Below are entries. Pull out all lines containing "Alteração".

:: DATASET ROWS

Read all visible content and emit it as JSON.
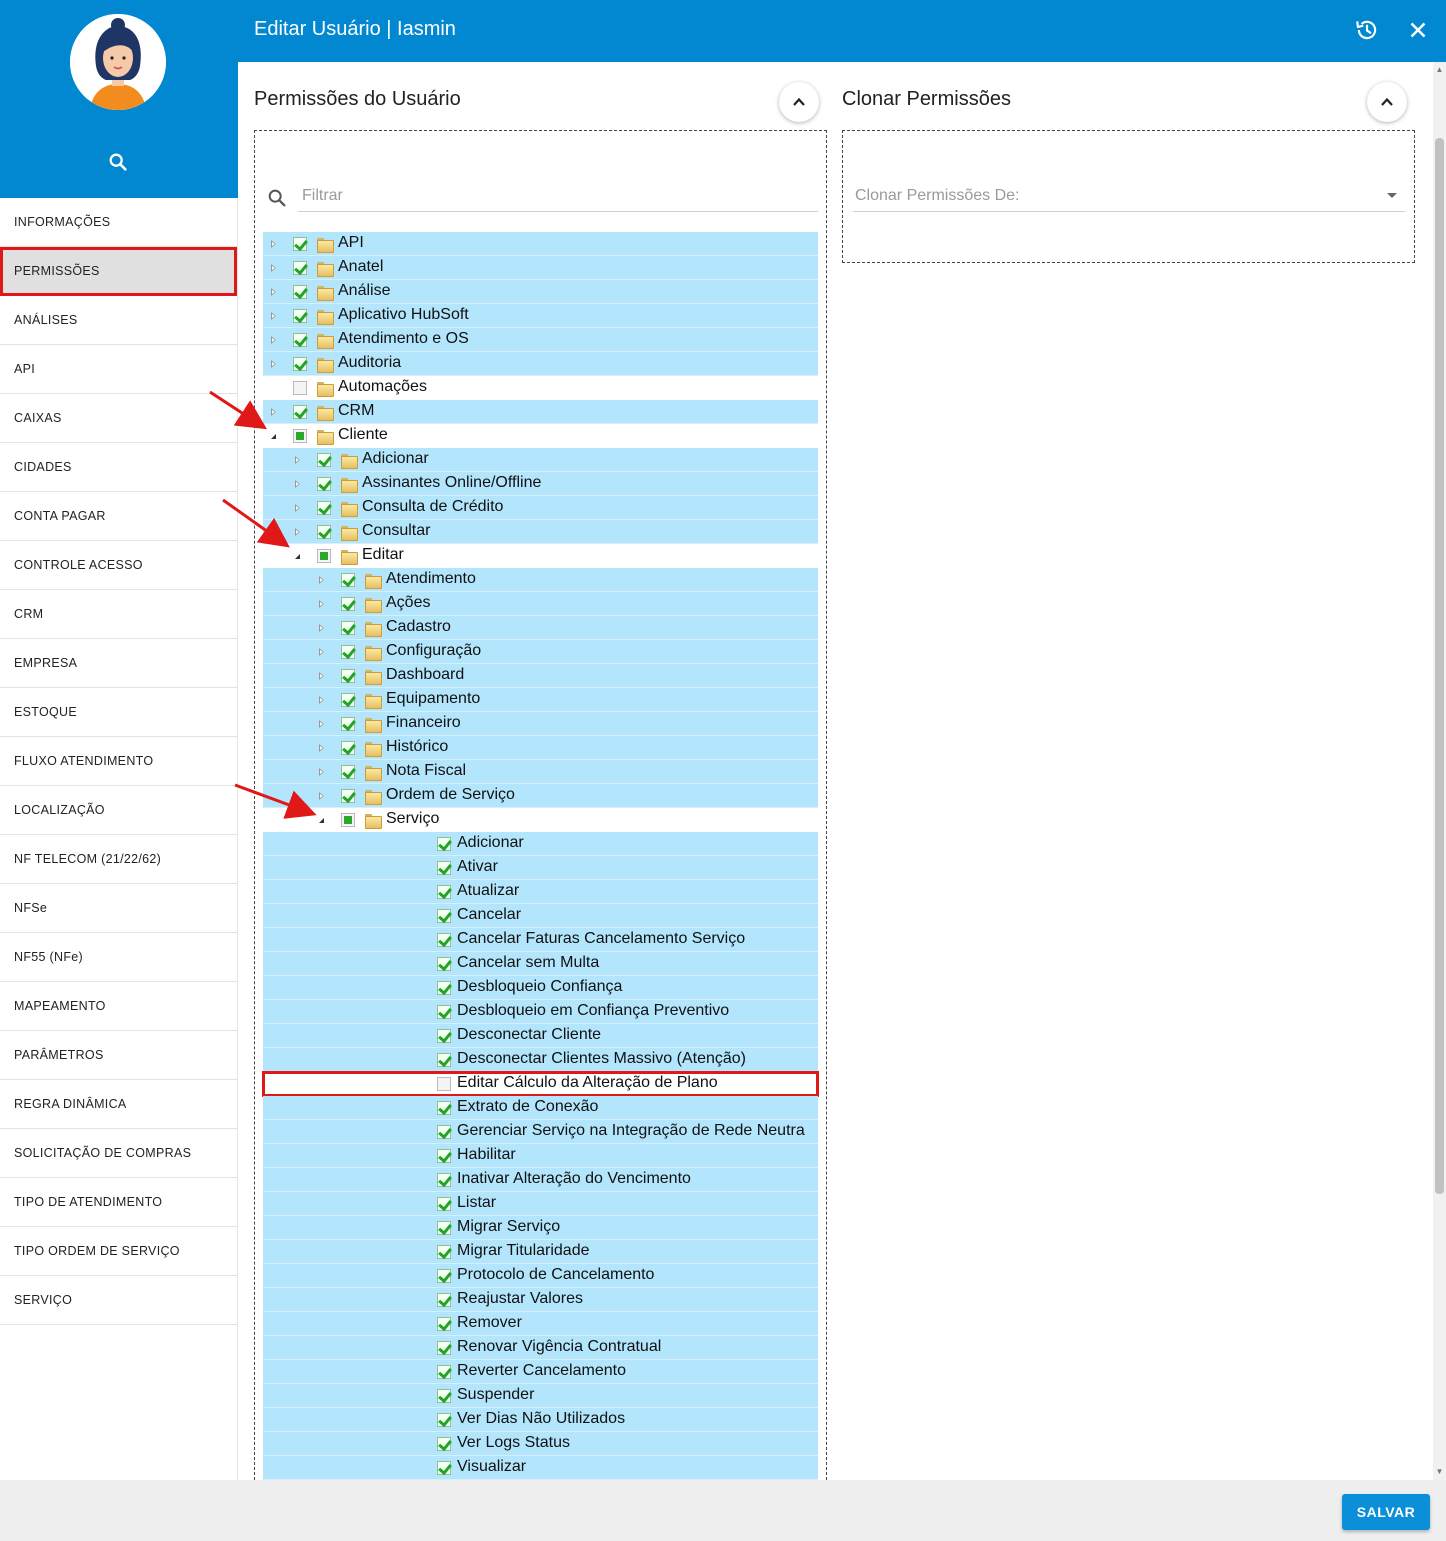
{
  "header": {
    "title": "Editar Usuário | Iasmin",
    "history_icon": "history-icon",
    "close_icon": "close-icon"
  },
  "sidebar": {
    "avatar": "user-avatar",
    "search_icon": "search-icon",
    "items": [
      {
        "label": "INFORMAÇÕES",
        "active": false
      },
      {
        "label": "PERMISSÕES",
        "active": true
      },
      {
        "label": "ANÁLISES",
        "active": false
      },
      {
        "label": "API",
        "active": false
      },
      {
        "label": "CAIXAS",
        "active": false
      },
      {
        "label": "CIDADES",
        "active": false
      },
      {
        "label": "CONTA PAGAR",
        "active": false
      },
      {
        "label": "CONTROLE ACESSO",
        "active": false
      },
      {
        "label": "CRM",
        "active": false
      },
      {
        "label": "EMPRESA",
        "active": false
      },
      {
        "label": "ESTOQUE",
        "active": false
      },
      {
        "label": "FLUXO ATENDIMENTO",
        "active": false
      },
      {
        "label": "LOCALIZAÇÃO",
        "active": false
      },
      {
        "label": "NF TELECOM (21/22/62)",
        "active": false
      },
      {
        "label": "NFSe",
        "active": false
      },
      {
        "label": "NF55 (NFe)",
        "active": false
      },
      {
        "label": "MAPEAMENTO",
        "active": false
      },
      {
        "label": "PARÂMETROS",
        "active": false
      },
      {
        "label": "REGRA DINÂMICA",
        "active": false
      },
      {
        "label": "SOLICITAÇÃO DE COMPRAS",
        "active": false
      },
      {
        "label": "TIPO DE ATENDIMENTO",
        "active": false
      },
      {
        "label": "TIPO ORDEM DE SERVIÇO",
        "active": false
      },
      {
        "label": "SERVIÇO",
        "active": false
      }
    ]
  },
  "permissions": {
    "title": "Permissões do Usuário",
    "filter_placeholder": "Filtrar",
    "tree": [
      {
        "label": "API",
        "level": 0,
        "expander": "closed",
        "check": "checked",
        "folder": true,
        "selected": true
      },
      {
        "label": "Anatel",
        "level": 0,
        "expander": "closed",
        "check": "checked",
        "folder": true,
        "selected": true
      },
      {
        "label": "Análise",
        "level": 0,
        "expander": "closed",
        "check": "checked",
        "folder": true,
        "selected": true
      },
      {
        "label": "Aplicativo HubSoft",
        "level": 0,
        "expander": "closed",
        "check": "checked",
        "folder": true,
        "selected": true
      },
      {
        "label": "Atendimento e OS",
        "level": 0,
        "expander": "closed",
        "check": "checked",
        "folder": true,
        "selected": true
      },
      {
        "label": "Auditoria",
        "level": 0,
        "expander": "closed",
        "check": "checked",
        "folder": true,
        "selected": true
      },
      {
        "label": "Automações",
        "level": 0,
        "expander": "none",
        "check": "unchecked",
        "folder": true,
        "selected": false
      },
      {
        "label": "CRM",
        "level": 0,
        "expander": "closed",
        "check": "checked",
        "folder": true,
        "selected": true
      },
      {
        "label": "Cliente",
        "level": 0,
        "expander": "open",
        "check": "partial",
        "folder": true,
        "selected": false
      },
      {
        "label": "Adicionar",
        "level": 1,
        "expander": "closed",
        "check": "checked",
        "folder": true,
        "selected": true
      },
      {
        "label": "Assinantes Online/Offline",
        "level": 1,
        "expander": "closed",
        "check": "checked",
        "folder": true,
        "selected": true
      },
      {
        "label": "Consulta de Crédito",
        "level": 1,
        "expander": "closed",
        "check": "checked",
        "folder": true,
        "selected": true
      },
      {
        "label": "Consultar",
        "level": 1,
        "expander": "closed",
        "check": "checked",
        "folder": true,
        "selected": true
      },
      {
        "label": "Editar",
        "level": 1,
        "expander": "open",
        "check": "partial",
        "folder": true,
        "selected": false
      },
      {
        "label": "Atendimento",
        "level": 2,
        "expander": "closed",
        "check": "checked",
        "folder": true,
        "selected": true
      },
      {
        "label": "Ações",
        "level": 2,
        "expander": "closed",
        "check": "checked",
        "folder": true,
        "selected": true
      },
      {
        "label": "Cadastro",
        "level": 2,
        "expander": "closed",
        "check": "checked",
        "folder": true,
        "selected": true
      },
      {
        "label": "Configuração",
        "level": 2,
        "expander": "closed",
        "check": "checked",
        "folder": true,
        "selected": true
      },
      {
        "label": "Dashboard",
        "level": 2,
        "expander": "closed",
        "check": "checked",
        "folder": true,
        "selected": true
      },
      {
        "label": "Equipamento",
        "level": 2,
        "expander": "closed",
        "check": "checked",
        "folder": true,
        "selected": true
      },
      {
        "label": "Financeiro",
        "level": 2,
        "expander": "closed",
        "check": "checked",
        "folder": true,
        "selected": true
      },
      {
        "label": "Histórico",
        "level": 2,
        "expander": "closed",
        "check": "checked",
        "folder": true,
        "selected": true
      },
      {
        "label": "Nota Fiscal",
        "level": 2,
        "expander": "closed",
        "check": "checked",
        "folder": true,
        "selected": true
      },
      {
        "label": "Ordem de Serviço",
        "level": 2,
        "expander": "closed",
        "check": "checked",
        "folder": true,
        "selected": true
      },
      {
        "label": "Serviço",
        "level": 2,
        "expander": "open",
        "check": "partial",
        "folder": true,
        "selected": false
      },
      {
        "label": "Adicionar",
        "level": 3,
        "expander": "none",
        "check": "checked",
        "folder": false,
        "selected": true
      },
      {
        "label": "Ativar",
        "level": 3,
        "expander": "none",
        "check": "checked",
        "folder": false,
        "selected": true
      },
      {
        "label": "Atualizar",
        "level": 3,
        "expander": "none",
        "check": "checked",
        "folder": false,
        "selected": true
      },
      {
        "label": "Cancelar",
        "level": 3,
        "expander": "none",
        "check": "checked",
        "folder": false,
        "selected": true
      },
      {
        "label": "Cancelar Faturas Cancelamento Serviço",
        "level": 3,
        "expander": "none",
        "check": "checked",
        "folder": false,
        "selected": true
      },
      {
        "label": "Cancelar sem Multa",
        "level": 3,
        "expander": "none",
        "check": "checked",
        "folder": false,
        "selected": true
      },
      {
        "label": "Desbloqueio Confiança",
        "level": 3,
        "expander": "none",
        "check": "checked",
        "folder": false,
        "selected": true
      },
      {
        "label": "Desbloqueio em Confiança Preventivo",
        "level": 3,
        "expander": "none",
        "check": "checked",
        "folder": false,
        "selected": true
      },
      {
        "label": "Desconectar Cliente",
        "level": 3,
        "expander": "none",
        "check": "checked",
        "folder": false,
        "selected": true
      },
      {
        "label": "Desconectar Clientes Massivo (Atenção)",
        "level": 3,
        "expander": "none",
        "check": "checked",
        "folder": false,
        "selected": true
      },
      {
        "label": "Editar Cálculo da Alteração de Plano",
        "level": 3,
        "expander": "none",
        "check": "unchecked",
        "folder": false,
        "selected": false,
        "highlighted": true
      },
      {
        "label": "Extrato de Conexão",
        "level": 3,
        "expander": "none",
        "check": "checked",
        "folder": false,
        "selected": true
      },
      {
        "label": "Gerenciar Serviço na Integração de Rede Neutra",
        "level": 3,
        "expander": "none",
        "check": "checked",
        "folder": false,
        "selected": true
      },
      {
        "label": "Habilitar",
        "level": 3,
        "expander": "none",
        "check": "checked",
        "folder": false,
        "selected": true
      },
      {
        "label": "Inativar Alteração do Vencimento",
        "level": 3,
        "expander": "none",
        "check": "checked",
        "folder": false,
        "selected": true
      },
      {
        "label": "Listar",
        "level": 3,
        "expander": "none",
        "check": "checked",
        "folder": false,
        "selected": true
      },
      {
        "label": "Migrar Serviço",
        "level": 3,
        "expander": "none",
        "check": "checked",
        "folder": false,
        "selected": true
      },
      {
        "label": "Migrar Titularidade",
        "level": 3,
        "expander": "none",
        "check": "checked",
        "folder": false,
        "selected": true
      },
      {
        "label": "Protocolo de Cancelamento",
        "level": 3,
        "expander": "none",
        "check": "checked",
        "folder": false,
        "selected": true
      },
      {
        "label": "Reajustar Valores",
        "level": 3,
        "expander": "none",
        "check": "checked",
        "folder": false,
        "selected": true
      },
      {
        "label": "Remover",
        "level": 3,
        "expander": "none",
        "check": "checked",
        "folder": false,
        "selected": true
      },
      {
        "label": "Renovar Vigência Contratual",
        "level": 3,
        "expander": "none",
        "check": "checked",
        "folder": false,
        "selected": true
      },
      {
        "label": "Reverter Cancelamento",
        "level": 3,
        "expander": "none",
        "check": "checked",
        "folder": false,
        "selected": true
      },
      {
        "label": "Suspender",
        "level": 3,
        "expander": "none",
        "check": "checked",
        "folder": false,
        "selected": true
      },
      {
        "label": "Ver Dias Não Utilizados",
        "level": 3,
        "expander": "none",
        "check": "checked",
        "folder": false,
        "selected": true
      },
      {
        "label": "Ver Logs Status",
        "level": 3,
        "expander": "none",
        "check": "checked",
        "folder": false,
        "selected": true
      },
      {
        "label": "Visualizar",
        "level": 3,
        "expander": "none",
        "check": "checked",
        "folder": false,
        "selected": true
      }
    ]
  },
  "clone": {
    "title": "Clonar Permissões",
    "select_placeholder": "Clonar Permissões De:"
  },
  "footer": {
    "save_label": "SALVAR"
  },
  "colors": {
    "primary": "#0288d1",
    "row_selected": "#b3e5fc",
    "annotation_red": "#e01818",
    "save_button": "#0a8fd8"
  }
}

::::

*EXERCISE OUTPUT*
        "label": "Editar Cálculo da Alteração de Plano",
        "label": "Inativar Alteração do Vencimento",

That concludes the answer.